What to do: No images are to be carried over; print all other material exactly as it stands.

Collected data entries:
___

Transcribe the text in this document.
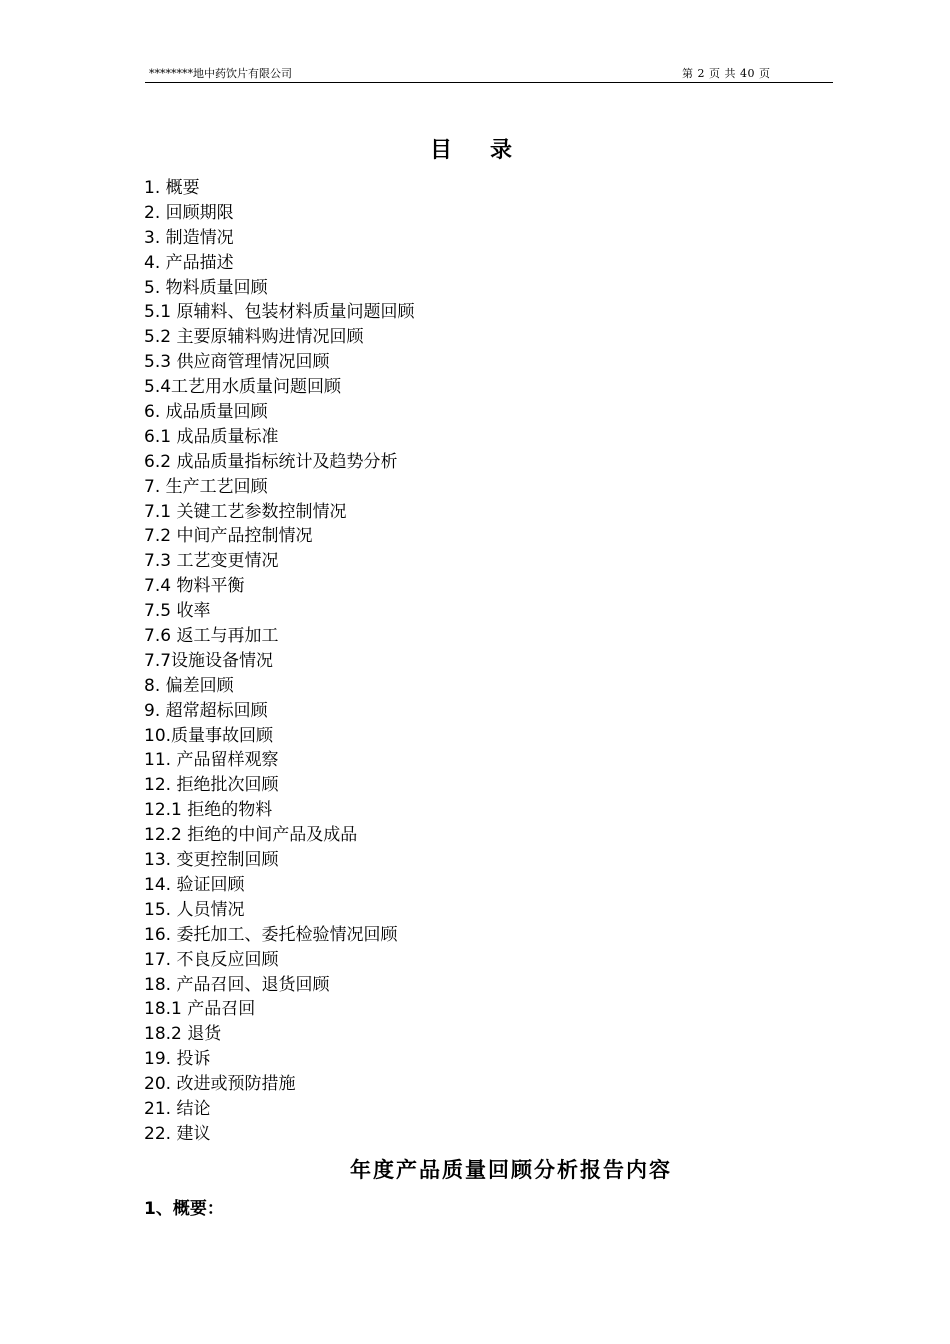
********地中药饮片有限公司	第 2 页 共 40 页
目录
1. 概要
2. 回顾期限
3. 制造情况
4. 产品描述
5. 物料质量回顾
5.1 原辅料、包装材料质量问题回顾
5.2 主要原辅料购进情况回顾
5.3 供应商管理情况回顾
5.4工艺用水质量问题回顾
6. 成品质量回顾
6.1 成品质量标准
6.2 成品质量指标统计及趋势分析
7. 生产工艺回顾
7.1 关键工艺参数控制情况
7.2 中间产品控制情况
7.3 工艺变更情况
7.4 物料平衡
7.5 收率
7.6 返工与再加工
7.7设施设备情况
8. 偏差回顾
9. 超常超标回顾
10.质量事故回顾
11. 产品留样观察
12. 拒绝批次回顾
12.1 拒绝的物料
12.2 拒绝的中间产品及成品
13. 变更控制回顾
14. 验证回顾
15. 人员情况
16. 委托加工、委托检验情况回顾
17. 不良反应回顾
18. 产品召回、退货回顾
18.1 产品召回
18.2 退货
19. 投诉
20. 改进或预防措施
21. 结论
22. 建议
年度产品质量回顾分析报告内容
1、概要：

___

Answer below:
Transcribe the text in this document.
********地中药饮片有限公司	第 2 页 共 40 页
目录
1. 概要
2. 回顾期限
3. 制造情况
4. 产品描述
5. 物料质量回顾
5.1 原辅料、包装材料质量问题回顾
5.2 主要原辅料购进情况回顾
5.3 供应商管理情况回顾
5.4工艺用水质量问题回顾
6. 成品质量回顾
6.1 成品质量标准
6.2 成品质量指标统计及趋势分析
7. 生产工艺回顾
7.1 关键工艺参数控制情况
7.2 中间产品控制情况
7.3 工艺变更情况
7.4 物料平衡
7.5 收率
7.6 返工与再加工
7.7设施设备情况
8. 偏差回顾
9. 超常超标回顾
10.质量事故回顾
11. 产品留样观察
12. 拒绝批次回顾
12.1 拒绝的物料
12.2 拒绝的中间产品及成品
13. 变更控制回顾
14. 验证回顾
15. 人员情况
16. 委托加工、委托检验情况回顾
17. 不良反应回顾
18. 产品召回、退货回顾
18.1 产品召回
18.2 退货
19. 投诉
20. 改进或预防措施
21. 结论
22. 建议
年度产品质量回顾分析报告内容
1、概要：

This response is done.